- [Set task]
Reproduce the material from its first line up to and including the line with "data-point [481, 258, 492, 269]", substituting "plot-area" for "plot-frame" and keeping everything else the same.
○ ○ ○ ○
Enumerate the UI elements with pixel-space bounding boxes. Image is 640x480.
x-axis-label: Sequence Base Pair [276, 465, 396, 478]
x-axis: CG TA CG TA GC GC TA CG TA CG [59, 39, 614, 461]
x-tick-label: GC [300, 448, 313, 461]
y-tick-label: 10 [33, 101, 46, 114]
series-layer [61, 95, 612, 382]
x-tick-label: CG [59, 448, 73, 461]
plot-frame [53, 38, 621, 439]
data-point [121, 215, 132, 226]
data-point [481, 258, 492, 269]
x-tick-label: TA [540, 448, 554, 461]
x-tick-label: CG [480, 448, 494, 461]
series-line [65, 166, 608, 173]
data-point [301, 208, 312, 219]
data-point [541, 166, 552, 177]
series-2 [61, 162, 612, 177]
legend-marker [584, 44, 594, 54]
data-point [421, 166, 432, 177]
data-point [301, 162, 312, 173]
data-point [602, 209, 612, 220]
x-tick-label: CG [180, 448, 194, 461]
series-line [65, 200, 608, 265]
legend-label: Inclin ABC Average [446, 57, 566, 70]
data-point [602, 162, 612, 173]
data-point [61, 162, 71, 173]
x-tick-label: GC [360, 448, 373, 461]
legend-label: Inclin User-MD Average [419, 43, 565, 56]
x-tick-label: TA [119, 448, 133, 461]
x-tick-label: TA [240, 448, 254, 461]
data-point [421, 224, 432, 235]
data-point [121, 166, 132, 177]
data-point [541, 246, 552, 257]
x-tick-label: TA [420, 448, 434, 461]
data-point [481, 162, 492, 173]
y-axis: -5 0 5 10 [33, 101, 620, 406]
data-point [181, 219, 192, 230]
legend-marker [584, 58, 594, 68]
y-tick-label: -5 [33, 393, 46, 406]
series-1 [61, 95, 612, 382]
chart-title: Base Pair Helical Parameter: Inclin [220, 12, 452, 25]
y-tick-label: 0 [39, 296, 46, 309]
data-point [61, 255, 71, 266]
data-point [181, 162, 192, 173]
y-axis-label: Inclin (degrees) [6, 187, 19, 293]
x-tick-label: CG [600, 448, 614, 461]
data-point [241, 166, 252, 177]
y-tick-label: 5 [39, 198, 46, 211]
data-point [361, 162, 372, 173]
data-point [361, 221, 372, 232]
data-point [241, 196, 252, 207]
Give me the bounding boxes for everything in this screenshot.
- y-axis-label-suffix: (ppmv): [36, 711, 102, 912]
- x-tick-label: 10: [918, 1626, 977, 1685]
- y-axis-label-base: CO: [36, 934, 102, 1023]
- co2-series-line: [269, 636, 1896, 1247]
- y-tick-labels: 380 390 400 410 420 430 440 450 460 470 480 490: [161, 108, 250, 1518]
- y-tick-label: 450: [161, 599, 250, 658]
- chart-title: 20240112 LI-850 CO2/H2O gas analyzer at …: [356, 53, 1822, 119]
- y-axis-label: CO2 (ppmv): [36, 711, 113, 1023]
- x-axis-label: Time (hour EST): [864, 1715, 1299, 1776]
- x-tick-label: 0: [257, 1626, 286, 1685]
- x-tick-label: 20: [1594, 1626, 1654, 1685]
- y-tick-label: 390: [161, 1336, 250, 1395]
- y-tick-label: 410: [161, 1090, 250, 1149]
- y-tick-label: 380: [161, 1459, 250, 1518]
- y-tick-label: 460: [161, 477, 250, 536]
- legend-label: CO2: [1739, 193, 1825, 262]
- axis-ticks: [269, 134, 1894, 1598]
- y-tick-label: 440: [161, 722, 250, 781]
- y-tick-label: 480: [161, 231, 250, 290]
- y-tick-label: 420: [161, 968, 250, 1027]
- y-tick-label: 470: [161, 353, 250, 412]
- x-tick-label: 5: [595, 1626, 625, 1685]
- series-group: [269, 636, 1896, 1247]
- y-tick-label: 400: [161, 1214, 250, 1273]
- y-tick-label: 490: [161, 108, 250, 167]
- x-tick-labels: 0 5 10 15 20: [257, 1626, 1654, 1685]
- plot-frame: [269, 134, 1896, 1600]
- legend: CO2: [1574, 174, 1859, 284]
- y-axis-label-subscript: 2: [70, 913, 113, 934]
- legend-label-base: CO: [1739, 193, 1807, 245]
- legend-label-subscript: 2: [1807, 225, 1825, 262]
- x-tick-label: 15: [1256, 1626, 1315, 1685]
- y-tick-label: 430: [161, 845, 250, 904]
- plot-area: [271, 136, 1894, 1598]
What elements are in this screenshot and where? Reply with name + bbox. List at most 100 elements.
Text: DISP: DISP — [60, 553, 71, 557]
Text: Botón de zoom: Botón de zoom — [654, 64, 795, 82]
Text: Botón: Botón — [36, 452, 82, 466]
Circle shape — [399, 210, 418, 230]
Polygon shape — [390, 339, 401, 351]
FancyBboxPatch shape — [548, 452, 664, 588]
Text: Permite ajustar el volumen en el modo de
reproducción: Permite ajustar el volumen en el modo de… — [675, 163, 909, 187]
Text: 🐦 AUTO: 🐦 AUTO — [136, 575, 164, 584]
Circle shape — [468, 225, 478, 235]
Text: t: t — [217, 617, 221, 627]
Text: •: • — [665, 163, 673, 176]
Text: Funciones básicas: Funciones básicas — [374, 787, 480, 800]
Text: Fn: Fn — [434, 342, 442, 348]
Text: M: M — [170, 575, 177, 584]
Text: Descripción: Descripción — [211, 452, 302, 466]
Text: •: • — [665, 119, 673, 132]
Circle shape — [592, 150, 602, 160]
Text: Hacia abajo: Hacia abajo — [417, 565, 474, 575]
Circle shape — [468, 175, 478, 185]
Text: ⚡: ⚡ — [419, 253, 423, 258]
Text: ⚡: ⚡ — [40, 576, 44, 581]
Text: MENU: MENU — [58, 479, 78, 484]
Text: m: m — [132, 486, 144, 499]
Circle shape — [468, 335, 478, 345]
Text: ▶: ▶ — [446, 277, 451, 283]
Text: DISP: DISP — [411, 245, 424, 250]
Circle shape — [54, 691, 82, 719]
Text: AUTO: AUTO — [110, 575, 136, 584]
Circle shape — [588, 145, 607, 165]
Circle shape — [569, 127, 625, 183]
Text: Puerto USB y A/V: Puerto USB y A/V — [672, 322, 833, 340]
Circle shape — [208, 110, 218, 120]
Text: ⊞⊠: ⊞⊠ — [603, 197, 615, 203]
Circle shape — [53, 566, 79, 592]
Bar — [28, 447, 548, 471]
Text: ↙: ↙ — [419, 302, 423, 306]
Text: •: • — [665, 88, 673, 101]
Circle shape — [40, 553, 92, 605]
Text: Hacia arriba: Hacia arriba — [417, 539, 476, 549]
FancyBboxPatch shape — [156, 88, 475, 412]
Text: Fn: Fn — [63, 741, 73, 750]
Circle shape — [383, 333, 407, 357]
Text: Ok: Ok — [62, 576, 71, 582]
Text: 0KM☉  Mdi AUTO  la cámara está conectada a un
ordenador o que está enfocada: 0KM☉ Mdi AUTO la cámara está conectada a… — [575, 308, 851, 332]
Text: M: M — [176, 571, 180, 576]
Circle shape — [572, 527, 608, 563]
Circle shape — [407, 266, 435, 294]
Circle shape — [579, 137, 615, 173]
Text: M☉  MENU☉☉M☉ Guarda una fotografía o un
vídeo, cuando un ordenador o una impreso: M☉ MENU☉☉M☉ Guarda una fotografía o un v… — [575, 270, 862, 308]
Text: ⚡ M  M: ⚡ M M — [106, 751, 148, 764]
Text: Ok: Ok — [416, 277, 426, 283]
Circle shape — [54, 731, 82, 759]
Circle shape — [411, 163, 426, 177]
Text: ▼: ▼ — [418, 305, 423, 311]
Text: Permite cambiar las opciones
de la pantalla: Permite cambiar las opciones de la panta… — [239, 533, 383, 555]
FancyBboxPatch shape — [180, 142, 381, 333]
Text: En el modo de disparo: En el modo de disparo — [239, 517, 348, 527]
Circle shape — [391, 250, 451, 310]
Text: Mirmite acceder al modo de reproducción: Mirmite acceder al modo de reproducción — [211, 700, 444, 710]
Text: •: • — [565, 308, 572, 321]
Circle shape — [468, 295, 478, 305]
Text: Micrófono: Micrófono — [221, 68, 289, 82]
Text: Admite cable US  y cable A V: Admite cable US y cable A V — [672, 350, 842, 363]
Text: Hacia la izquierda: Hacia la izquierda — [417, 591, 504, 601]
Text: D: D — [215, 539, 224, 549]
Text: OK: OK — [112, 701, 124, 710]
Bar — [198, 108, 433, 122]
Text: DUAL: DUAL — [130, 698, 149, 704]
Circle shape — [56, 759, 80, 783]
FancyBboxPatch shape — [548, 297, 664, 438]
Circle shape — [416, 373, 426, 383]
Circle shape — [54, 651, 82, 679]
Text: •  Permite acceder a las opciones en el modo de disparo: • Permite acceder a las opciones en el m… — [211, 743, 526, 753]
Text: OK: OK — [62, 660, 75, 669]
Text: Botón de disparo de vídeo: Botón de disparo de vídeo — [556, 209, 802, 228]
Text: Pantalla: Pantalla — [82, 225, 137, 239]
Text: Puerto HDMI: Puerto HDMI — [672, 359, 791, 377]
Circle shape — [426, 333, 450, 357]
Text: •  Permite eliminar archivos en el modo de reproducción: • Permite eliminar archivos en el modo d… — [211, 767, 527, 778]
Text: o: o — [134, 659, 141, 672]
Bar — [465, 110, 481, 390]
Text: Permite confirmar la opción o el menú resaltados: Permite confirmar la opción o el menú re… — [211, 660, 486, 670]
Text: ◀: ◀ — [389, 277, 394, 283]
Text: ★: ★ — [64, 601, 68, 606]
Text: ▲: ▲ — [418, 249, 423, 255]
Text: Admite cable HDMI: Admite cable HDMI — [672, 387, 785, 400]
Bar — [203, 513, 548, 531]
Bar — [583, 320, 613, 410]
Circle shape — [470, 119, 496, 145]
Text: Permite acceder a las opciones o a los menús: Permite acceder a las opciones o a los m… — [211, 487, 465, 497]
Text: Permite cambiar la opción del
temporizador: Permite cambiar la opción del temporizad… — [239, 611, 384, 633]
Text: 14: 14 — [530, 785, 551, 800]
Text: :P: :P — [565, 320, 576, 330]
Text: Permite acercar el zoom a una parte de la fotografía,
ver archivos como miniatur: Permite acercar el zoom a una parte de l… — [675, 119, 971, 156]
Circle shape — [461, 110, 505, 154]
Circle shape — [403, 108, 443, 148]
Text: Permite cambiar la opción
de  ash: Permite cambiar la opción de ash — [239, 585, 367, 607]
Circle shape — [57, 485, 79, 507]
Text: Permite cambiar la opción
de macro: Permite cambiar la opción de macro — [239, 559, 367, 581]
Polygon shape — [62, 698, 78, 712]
○ ○ ○ ○
- [Finished task]
Enumerate the UI elements with pixel-space bounding boxes. Image is 640x480.
x-axis-label: Sequence Base Pair [276, 465, 396, 478]
x-axis: CG TA CG TA GC GC TA CG TA CG [59, 39, 614, 461]
x-tick-label: GC [300, 448, 313, 461]
y-tick-label: 10 [33, 101, 46, 114]
series-layer [61, 95, 612, 382]
x-tick-label: CG [59, 448, 73, 461]
plot-area [53, 38, 621, 439]
data-point [121, 215, 132, 226]
data-point [481, 258, 492, 269]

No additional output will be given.